_Task requirements:_ Below are some entries. Copy each line that holds the string "kind".

Stored data entries:
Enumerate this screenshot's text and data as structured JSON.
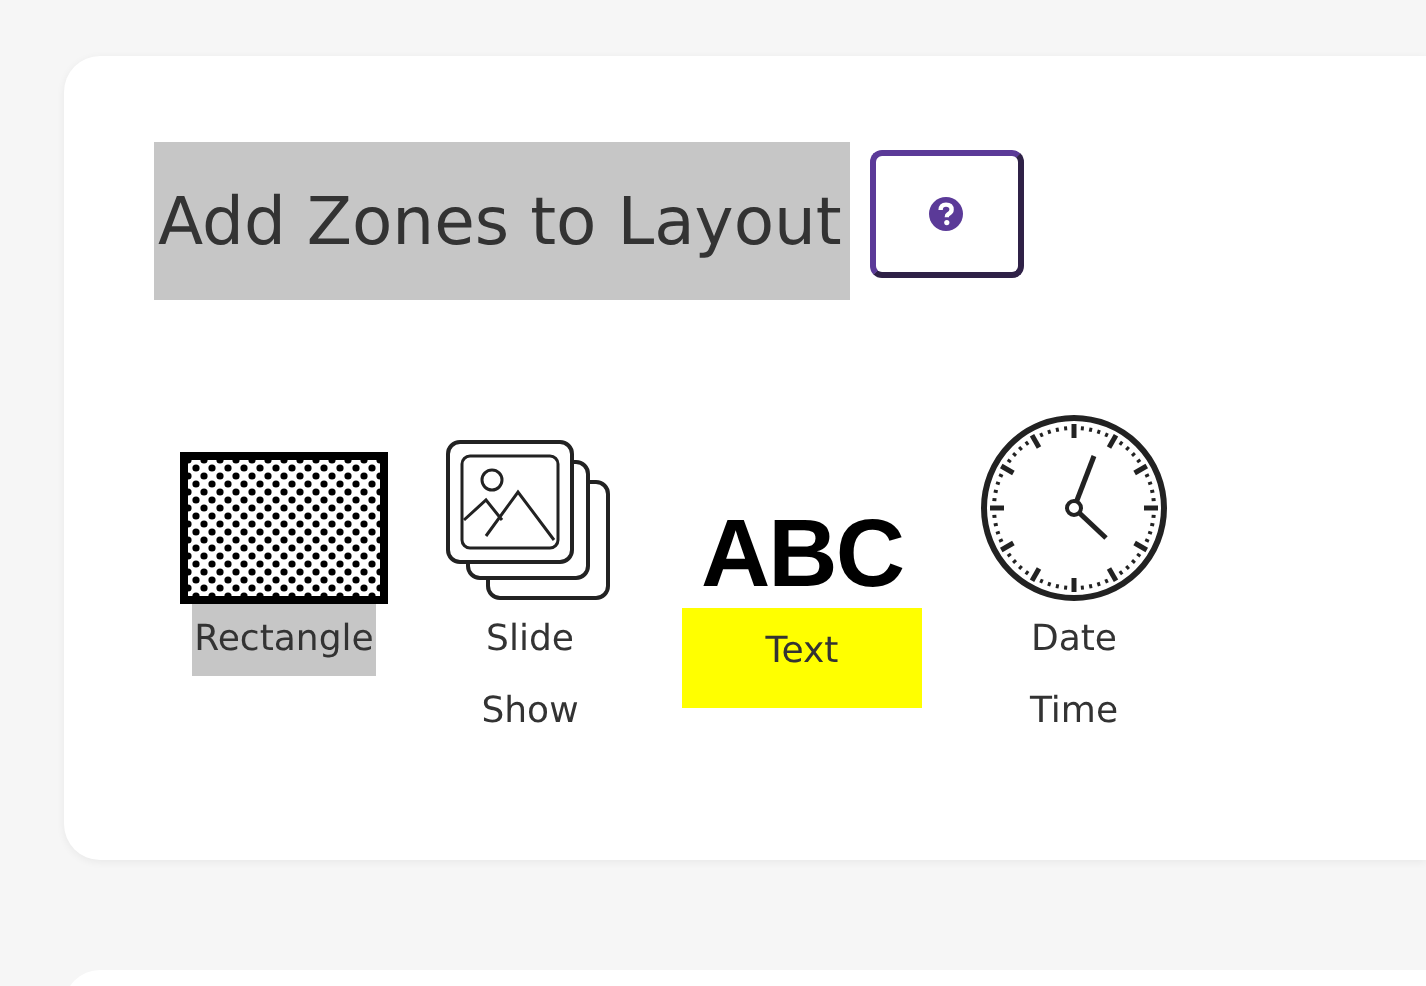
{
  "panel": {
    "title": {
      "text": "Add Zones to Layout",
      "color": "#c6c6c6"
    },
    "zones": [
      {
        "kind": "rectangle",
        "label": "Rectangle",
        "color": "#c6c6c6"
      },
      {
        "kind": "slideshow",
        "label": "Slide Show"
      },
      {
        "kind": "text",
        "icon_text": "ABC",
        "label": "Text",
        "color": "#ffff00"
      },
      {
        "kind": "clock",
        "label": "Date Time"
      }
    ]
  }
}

_Exercise solution:_
        "kind": "rectangle",
        "kind": "slideshow",
        "kind": "text",
        "kind": "clock",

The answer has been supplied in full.